__Aim of the exercise__. From the listing below, select every line where the word "color" appears.

__Data__.

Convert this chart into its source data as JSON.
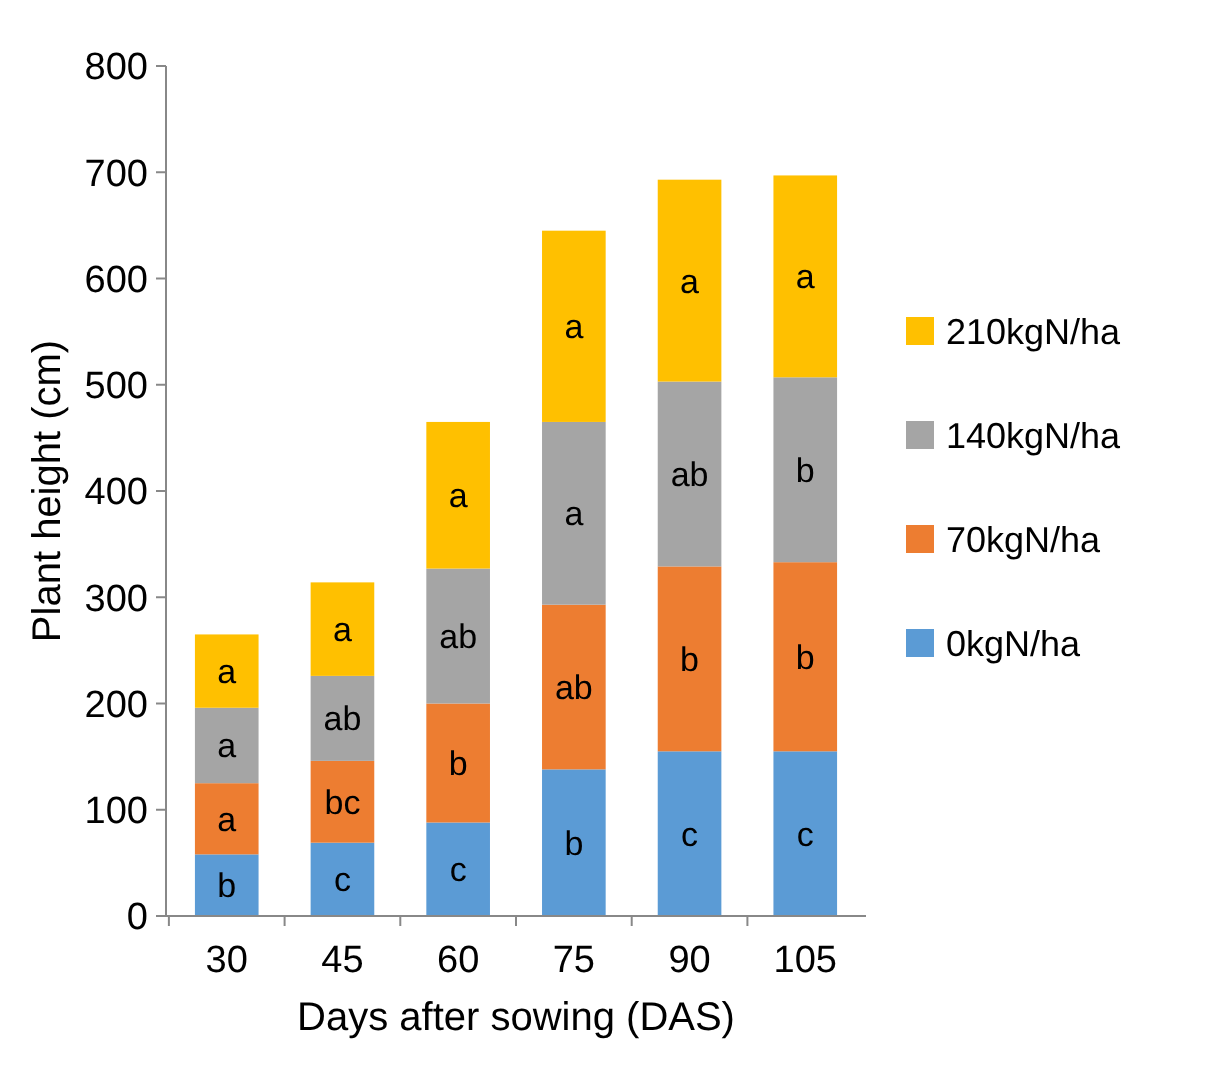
{
  "chart_data": {
    "type": "bar",
    "stacked": true,
    "xlabel": "Days after sowing (DAS)",
    "ylabel": "Plant height (cm)",
    "categories": [
      "30",
      "45",
      "60",
      "75",
      "90",
      "105"
    ],
    "ylim": [
      0,
      800
    ],
    "yticks": [
      0,
      100,
      200,
      300,
      400,
      500,
      600,
      700,
      800
    ],
    "grid": false,
    "legend": "right",
    "series": [
      {
        "name": "0kgN/ha",
        "color": "#5b9bd5",
        "values": [
          58,
          69,
          88,
          138,
          155,
          155
        ],
        "value_labels": [
          "b",
          "c",
          "c",
          "b",
          "c",
          "c"
        ]
      },
      {
        "name": "70kgN/ha",
        "color": "#ed7d31",
        "values": [
          67,
          77,
          112,
          155,
          174,
          178
        ],
        "value_labels": [
          "a",
          "bc",
          "b",
          "ab",
          "b",
          "b"
        ]
      },
      {
        "name": "140kgN/ha",
        "color": "#a5a5a5",
        "values": [
          71,
          80,
          127,
          172,
          174,
          174
        ],
        "value_labels": [
          "a",
          "ab",
          "ab",
          "a",
          "ab",
          "b"
        ]
      },
      {
        "name": "210kgN/ha",
        "color": "#ffc000",
        "values": [
          69,
          88,
          138,
          180,
          190,
          190
        ],
        "value_labels": [
          "a",
          "a",
          "a",
          "a",
          "a",
          "a"
        ]
      }
    ]
  }
}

__Expected answer__.
        "color": "#5b9bd5",
        "color": "#ed7d31",
        "color": "#a5a5a5",
        "color": "#ffc000",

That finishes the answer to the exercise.